• TASK REQUIREMENTS
Retype the material in full, keeping every word the same.

• DATA
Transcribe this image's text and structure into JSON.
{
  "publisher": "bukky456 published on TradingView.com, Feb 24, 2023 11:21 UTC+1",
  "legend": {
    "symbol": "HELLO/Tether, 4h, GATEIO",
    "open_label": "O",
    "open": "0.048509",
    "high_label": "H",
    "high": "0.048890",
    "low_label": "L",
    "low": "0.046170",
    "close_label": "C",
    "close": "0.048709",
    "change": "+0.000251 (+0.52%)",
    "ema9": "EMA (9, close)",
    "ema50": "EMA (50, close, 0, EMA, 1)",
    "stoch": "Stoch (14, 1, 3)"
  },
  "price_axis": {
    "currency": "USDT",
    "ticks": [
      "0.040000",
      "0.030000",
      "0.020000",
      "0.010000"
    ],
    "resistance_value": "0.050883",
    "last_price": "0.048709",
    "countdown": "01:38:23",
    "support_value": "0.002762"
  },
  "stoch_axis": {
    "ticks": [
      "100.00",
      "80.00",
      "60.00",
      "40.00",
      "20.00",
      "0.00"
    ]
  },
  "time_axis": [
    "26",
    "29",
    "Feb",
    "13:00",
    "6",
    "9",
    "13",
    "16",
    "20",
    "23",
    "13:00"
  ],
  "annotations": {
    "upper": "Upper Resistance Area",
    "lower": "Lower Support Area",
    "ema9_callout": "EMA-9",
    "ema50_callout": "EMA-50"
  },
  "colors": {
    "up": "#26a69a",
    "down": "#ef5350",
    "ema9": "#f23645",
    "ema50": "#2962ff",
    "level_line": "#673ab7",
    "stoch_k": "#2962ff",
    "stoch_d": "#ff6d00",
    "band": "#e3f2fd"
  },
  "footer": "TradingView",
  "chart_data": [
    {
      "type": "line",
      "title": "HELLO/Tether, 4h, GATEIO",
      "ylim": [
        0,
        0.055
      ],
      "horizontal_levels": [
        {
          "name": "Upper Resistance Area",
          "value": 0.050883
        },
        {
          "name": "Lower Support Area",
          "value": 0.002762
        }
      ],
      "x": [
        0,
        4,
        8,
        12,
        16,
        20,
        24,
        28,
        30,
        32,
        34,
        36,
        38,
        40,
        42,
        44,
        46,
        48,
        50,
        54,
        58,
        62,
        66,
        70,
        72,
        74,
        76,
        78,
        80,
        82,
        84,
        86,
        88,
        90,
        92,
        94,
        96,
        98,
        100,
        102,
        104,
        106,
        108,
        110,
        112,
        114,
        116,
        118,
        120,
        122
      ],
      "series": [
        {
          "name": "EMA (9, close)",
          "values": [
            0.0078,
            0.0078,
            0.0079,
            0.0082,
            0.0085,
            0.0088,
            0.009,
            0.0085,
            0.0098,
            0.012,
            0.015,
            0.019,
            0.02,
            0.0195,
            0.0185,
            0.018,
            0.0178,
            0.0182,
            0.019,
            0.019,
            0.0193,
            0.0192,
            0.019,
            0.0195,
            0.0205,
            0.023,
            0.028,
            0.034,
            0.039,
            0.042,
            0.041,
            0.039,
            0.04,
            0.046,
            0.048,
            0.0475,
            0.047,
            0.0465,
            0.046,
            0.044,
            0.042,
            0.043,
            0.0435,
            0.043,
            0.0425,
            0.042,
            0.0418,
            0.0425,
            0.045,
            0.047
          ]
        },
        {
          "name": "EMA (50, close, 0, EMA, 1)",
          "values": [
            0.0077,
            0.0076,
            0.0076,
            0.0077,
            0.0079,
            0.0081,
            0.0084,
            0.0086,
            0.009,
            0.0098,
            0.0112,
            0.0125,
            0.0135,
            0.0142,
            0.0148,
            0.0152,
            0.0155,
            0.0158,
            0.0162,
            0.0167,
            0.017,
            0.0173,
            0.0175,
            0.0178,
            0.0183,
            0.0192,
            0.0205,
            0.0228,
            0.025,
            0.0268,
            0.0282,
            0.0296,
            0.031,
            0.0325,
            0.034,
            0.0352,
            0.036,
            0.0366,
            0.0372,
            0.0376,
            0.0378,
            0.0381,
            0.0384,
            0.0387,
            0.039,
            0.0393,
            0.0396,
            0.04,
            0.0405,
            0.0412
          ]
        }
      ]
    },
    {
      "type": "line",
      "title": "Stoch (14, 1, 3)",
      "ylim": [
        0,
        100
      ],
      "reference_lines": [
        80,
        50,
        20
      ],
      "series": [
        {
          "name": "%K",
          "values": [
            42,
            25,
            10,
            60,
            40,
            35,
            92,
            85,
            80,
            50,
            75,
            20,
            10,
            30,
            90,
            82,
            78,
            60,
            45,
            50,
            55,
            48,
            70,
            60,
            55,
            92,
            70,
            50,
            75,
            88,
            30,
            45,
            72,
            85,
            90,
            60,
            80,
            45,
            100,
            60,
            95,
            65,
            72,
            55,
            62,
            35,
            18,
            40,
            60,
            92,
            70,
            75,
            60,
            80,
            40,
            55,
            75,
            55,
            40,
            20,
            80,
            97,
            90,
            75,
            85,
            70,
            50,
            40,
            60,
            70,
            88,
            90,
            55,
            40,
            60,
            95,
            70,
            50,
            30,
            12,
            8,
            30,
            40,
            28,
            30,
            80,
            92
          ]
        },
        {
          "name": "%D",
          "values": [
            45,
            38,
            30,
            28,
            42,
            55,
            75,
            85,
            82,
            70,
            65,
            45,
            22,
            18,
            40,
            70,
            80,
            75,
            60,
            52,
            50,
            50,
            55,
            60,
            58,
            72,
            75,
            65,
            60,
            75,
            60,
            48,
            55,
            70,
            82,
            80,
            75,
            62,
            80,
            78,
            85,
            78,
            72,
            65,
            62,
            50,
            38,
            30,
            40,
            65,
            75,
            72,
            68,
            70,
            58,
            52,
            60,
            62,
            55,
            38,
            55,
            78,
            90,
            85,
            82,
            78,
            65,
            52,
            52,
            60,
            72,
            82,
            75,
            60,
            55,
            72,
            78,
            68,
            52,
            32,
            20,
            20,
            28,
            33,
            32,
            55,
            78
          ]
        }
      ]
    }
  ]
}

• RESPONSE TO THIS EXERCISE
Transcribe this image's text and structure into JSON.
{
  "publisher": "bukky456 published on TradingView.com, Feb 24, 2023 11:21 UTC+1",
  "legend": {
    "symbol": "HELLO/Tether, 4h, GATEIO",
    "open_label": "O",
    "open": "0.048509",
    "high_label": "H",
    "high": "0.048890",
    "low_label": "L",
    "low": "0.046170",
    "close_label": "C",
    "close": "0.048709",
    "change": "+0.000251 (+0.52%)",
    "ema9": "EMA (9, close)",
    "ema50": "EMA (50, close, 0, EMA, 1)",
    "stoch": "Stoch (14, 1, 3)"
  },
  "price_axis": {
    "currency": "USDT",
    "ticks": [
      "0.040000",
      "0.030000",
      "0.020000",
      "0.010000"
    ],
    "resistance_value": "0.050883",
    "last_price": "0.048709",
    "countdown": "01:38:23",
    "support_value": "0.002762"
  },
  "stoch_axis": {
    "ticks": [
      "100.00",
      "80.00",
      "60.00",
      "40.00",
      "20.00",
      "0.00"
    ]
  },
  "time_axis": [
    "26",
    "29",
    "Feb",
    "13:00",
    "6",
    "9",
    "13",
    "16",
    "20",
    "23",
    "13:00"
  ],
  "annotations": {
    "upper": "Upper Resistance Area",
    "lower": "Lower Support Area",
    "ema9_callout": "EMA-9",
    "ema50_callout": "EMA-50"
  },
  "colors": {
    "up": "#26a69a",
    "down": "#ef5350",
    "ema9": "#f23645",
    "ema50": "#2962ff",
    "level_line": "#673ab7",
    "stoch_k": "#2962ff",
    "stoch_d": "#ff6d00",
    "band": "#e3f2fd"
  },
  "footer": "TradingView",
  "chart_data": [
    {
      "type": "line",
      "title": "HELLO/Tether, 4h, GATEIO",
      "ylim": [
        0,
        0.055
      ],
      "horizontal_levels": [
        {
          "name": "Upper Resistance Area",
          "value": 0.050883
        },
        {
          "name": "Lower Support Area",
          "value": 0.002762
        }
      ],
      "x": [
        0,
        4,
        8,
        12,
        16,
        20,
        24,
        28,
        30,
        32,
        34,
        36,
        38,
        40,
        42,
        44,
        46,
        48,
        50,
        54,
        58,
        62,
        66,
        70,
        72,
        74,
        76,
        78,
        80,
        82,
        84,
        86,
        88,
        90,
        92,
        94,
        96,
        98,
        100,
        102,
        104,
        106,
        108,
        110,
        112,
        114,
        116,
        118,
        120,
        122
      ],
      "series": [
        {
          "name": "EMA (9, close)",
          "values": [
            0.0078,
            0.0078,
            0.0079,
            0.0082,
            0.0085,
            0.0088,
            0.009,
            0.0085,
            0.0098,
            0.012,
            0.015,
            0.019,
            0.02,
            0.0195,
            0.0185,
            0.018,
            0.0178,
            0.0182,
            0.019,
            0.019,
            0.0193,
            0.0192,
            0.019,
            0.0195,
            0.0205,
            0.023,
            0.028,
            0.034,
            0.039,
            0.042,
            0.041,
            0.039,
            0.04,
            0.046,
            0.048,
            0.0475,
            0.047,
            0.0465,
            0.046,
            0.044,
            0.042,
            0.043,
            0.0435,
            0.043,
            0.0425,
            0.042,
            0.0418,
            0.0425,
            0.045,
            0.047
          ]
        },
        {
          "name": "EMA (50, close, 0, EMA, 1)",
          "values": [
            0.0077,
            0.0076,
            0.0076,
            0.0077,
            0.0079,
            0.0081,
            0.0084,
            0.0086,
            0.009,
            0.0098,
            0.0112,
            0.0125,
            0.0135,
            0.0142,
            0.0148,
            0.0152,
            0.0155,
            0.0158,
            0.0162,
            0.0167,
            0.017,
            0.0173,
            0.0175,
            0.0178,
            0.0183,
            0.0192,
            0.0205,
            0.0228,
            0.025,
            0.0268,
            0.0282,
            0.0296,
            0.031,
            0.0325,
            0.034,
            0.0352,
            0.036,
            0.0366,
            0.0372,
            0.0376,
            0.0378,
            0.0381,
            0.0384,
            0.0387,
            0.039,
            0.0393,
            0.0396,
            0.04,
            0.0405,
            0.0412
          ]
        }
      ]
    },
    {
      "type": "line",
      "title": "Stoch (14, 1, 3)",
      "ylim": [
        0,
        100
      ],
      "reference_lines": [
        80,
        50,
        20
      ],
      "series": [
        {
          "name": "%K",
          "values": [
            42,
            25,
            10,
            60,
            40,
            35,
            92,
            85,
            80,
            50,
            75,
            20,
            10,
            30,
            90,
            82,
            78,
            60,
            45,
            50,
            55,
            48,
            70,
            60,
            55,
            92,
            70,
            50,
            75,
            88,
            30,
            45,
            72,
            85,
            90,
            60,
            80,
            45,
            100,
            60,
            95,
            65,
            72,
            55,
            62,
            35,
            18,
            40,
            60,
            92,
            70,
            75,
            60,
            80,
            40,
            55,
            75,
            55,
            40,
            20,
            80,
            97,
            90,
            75,
            85,
            70,
            50,
            40,
            60,
            70,
            88,
            90,
            55,
            40,
            60,
            95,
            70,
            50,
            30,
            12,
            8,
            30,
            40,
            28,
            30,
            80,
            92
          ]
        },
        {
          "name": "%D",
          "values": [
            45,
            38,
            30,
            28,
            42,
            55,
            75,
            85,
            82,
            70,
            65,
            45,
            22,
            18,
            40,
            70,
            80,
            75,
            60,
            52,
            50,
            50,
            55,
            60,
            58,
            72,
            75,
            65,
            60,
            75,
            60,
            48,
            55,
            70,
            82,
            80,
            75,
            62,
            80,
            78,
            85,
            78,
            72,
            65,
            62,
            50,
            38,
            30,
            40,
            65,
            75,
            72,
            68,
            70,
            58,
            52,
            60,
            62,
            55,
            38,
            55,
            78,
            90,
            85,
            82,
            78,
            65,
            52,
            52,
            60,
            72,
            82,
            75,
            60,
            55,
            72,
            78,
            68,
            52,
            32,
            20,
            20,
            28,
            33,
            32,
            55,
            78
          ]
        }
      ]
    }
  ]
}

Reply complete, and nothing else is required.